* _Extracted entries_:
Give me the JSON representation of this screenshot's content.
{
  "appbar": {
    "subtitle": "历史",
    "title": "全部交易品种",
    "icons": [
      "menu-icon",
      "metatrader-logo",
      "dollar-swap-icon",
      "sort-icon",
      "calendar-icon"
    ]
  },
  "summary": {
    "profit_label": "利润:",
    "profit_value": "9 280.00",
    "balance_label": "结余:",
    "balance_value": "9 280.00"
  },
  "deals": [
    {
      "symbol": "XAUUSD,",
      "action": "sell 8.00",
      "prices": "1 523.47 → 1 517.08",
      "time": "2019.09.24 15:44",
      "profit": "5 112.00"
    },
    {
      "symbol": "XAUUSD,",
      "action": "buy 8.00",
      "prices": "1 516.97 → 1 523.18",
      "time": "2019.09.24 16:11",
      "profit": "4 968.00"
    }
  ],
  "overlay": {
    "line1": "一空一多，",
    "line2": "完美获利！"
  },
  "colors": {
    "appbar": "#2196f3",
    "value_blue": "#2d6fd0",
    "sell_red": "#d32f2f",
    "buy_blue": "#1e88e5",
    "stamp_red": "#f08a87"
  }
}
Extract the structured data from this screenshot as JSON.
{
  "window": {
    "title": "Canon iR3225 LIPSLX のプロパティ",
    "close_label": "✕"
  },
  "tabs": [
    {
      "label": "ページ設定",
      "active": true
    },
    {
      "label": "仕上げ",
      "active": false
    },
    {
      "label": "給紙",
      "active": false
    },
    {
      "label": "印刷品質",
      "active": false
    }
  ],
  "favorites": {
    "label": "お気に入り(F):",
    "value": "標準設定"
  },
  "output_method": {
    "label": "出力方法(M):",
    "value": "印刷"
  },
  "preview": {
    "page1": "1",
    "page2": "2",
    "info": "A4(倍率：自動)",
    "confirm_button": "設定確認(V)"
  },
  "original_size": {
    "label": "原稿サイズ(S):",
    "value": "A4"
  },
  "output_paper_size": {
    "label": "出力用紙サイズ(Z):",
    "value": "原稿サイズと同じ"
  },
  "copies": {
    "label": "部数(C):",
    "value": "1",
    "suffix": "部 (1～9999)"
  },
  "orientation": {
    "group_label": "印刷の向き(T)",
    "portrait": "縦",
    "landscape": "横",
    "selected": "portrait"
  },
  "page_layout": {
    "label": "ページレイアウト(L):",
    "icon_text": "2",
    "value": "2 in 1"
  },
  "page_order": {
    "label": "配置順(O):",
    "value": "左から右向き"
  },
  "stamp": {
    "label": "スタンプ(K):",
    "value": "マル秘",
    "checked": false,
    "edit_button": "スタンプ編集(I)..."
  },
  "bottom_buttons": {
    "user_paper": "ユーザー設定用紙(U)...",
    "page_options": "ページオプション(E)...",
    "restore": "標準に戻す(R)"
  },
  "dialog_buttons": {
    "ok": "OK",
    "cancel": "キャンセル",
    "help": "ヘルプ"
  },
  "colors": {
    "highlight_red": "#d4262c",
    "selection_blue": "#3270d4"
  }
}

* _What the task asks_: Transcribe all the entries, keeping each one exactly as it is.

* _Completed task_:
Give me the JSON representation of this screenshot's content.
{
  "appbar": {
    "subtitle": "历史",
    "title": "全部交易品种",
    "icons": [
      "menu-icon",
      "metatrader-logo",
      "dollar-swap-icon",
      "sort-icon",
      "calendar-icon"
    ]
  },
  "summary": {
    "profit_label": "利润:",
    "profit_value": "9 280.00",
    "balance_label": "结余:",
    "balance_value": "9 280.00"
  },
  "deals": [
    {
      "symbol": "XAUUSD,",
      "action": "sell 8.00",
      "prices": "1 523.47 → 1 517.08",
      "time": "2019.09.24 15:44",
      "profit": "5 112.00"
    },
    {
      "symbol": "XAUUSD,",
      "action": "buy 8.00",
      "prices": "1 516.97 → 1 523.18",
      "time": "2019.09.24 16:11",
      "profit": "4 968.00"
    }
  ],
  "overlay": {
    "line1": "一空一多，",
    "line2": "完美获利！"
  },
  "colors": {
    "appbar": "#2196f3",
    "value_blue": "#2d6fd0",
    "sell_red": "#d32f2f",
    "buy_blue": "#1e88e5",
    "stamp_red": "#f08a87"
  }
}
Extract the structured data from this screenshot as JSON.
{
  "window": {
    "title": "Canon iR3225 LIPSLX のプロパティ",
    "close_label": "✕"
  },
  "tabs": [
    {
      "label": "ページ設定",
      "active": true
    },
    {
      "label": "仕上げ",
      "active": false
    },
    {
      "label": "給紙",
      "active": false
    },
    {
      "label": "印刷品質",
      "active": false
    }
  ],
  "favorites": {
    "label": "お気に入り(F):",
    "value": "標準設定"
  },
  "output_method": {
    "label": "出力方法(M):",
    "value": "印刷"
  },
  "preview": {
    "page1": "1",
    "page2": "2",
    "info": "A4(倍率：自動)",
    "confirm_button": "設定確認(V)"
  },
  "original_size": {
    "label": "原稿サイズ(S):",
    "value": "A4"
  },
  "output_paper_size": {
    "label": "出力用紙サイズ(Z):",
    "value": "原稿サイズと同じ"
  },
  "copies": {
    "label": "部数(C):",
    "value": "1",
    "suffix": "部 (1～9999)"
  },
  "orientation": {
    "group_label": "印刷の向き(T)",
    "portrait": "縦",
    "landscape": "横",
    "selected": "portrait"
  },
  "page_layout": {
    "label": "ページレイアウト(L):",
    "icon_text": "2",
    "value": "2 in 1"
  },
  "page_order": {
    "label": "配置順(O):",
    "value": "左から右向き"
  },
  "stamp": {
    "label": "スタンプ(K):",
    "value": "マル秘",
    "checked": false,
    "edit_button": "スタンプ編集(I)..."
  },
  "bottom_buttons": {
    "user_paper": "ユーザー設定用紙(U)...",
    "page_options": "ページオプション(E)...",
    "restore": "標準に戻す(R)"
  },
  "dialog_buttons": {
    "ok": "OK",
    "cancel": "キャンセル",
    "help": "ヘルプ"
  },
  "colors": {
    "highlight_red": "#d4262c",
    "selection_blue": "#3270d4"
  }
}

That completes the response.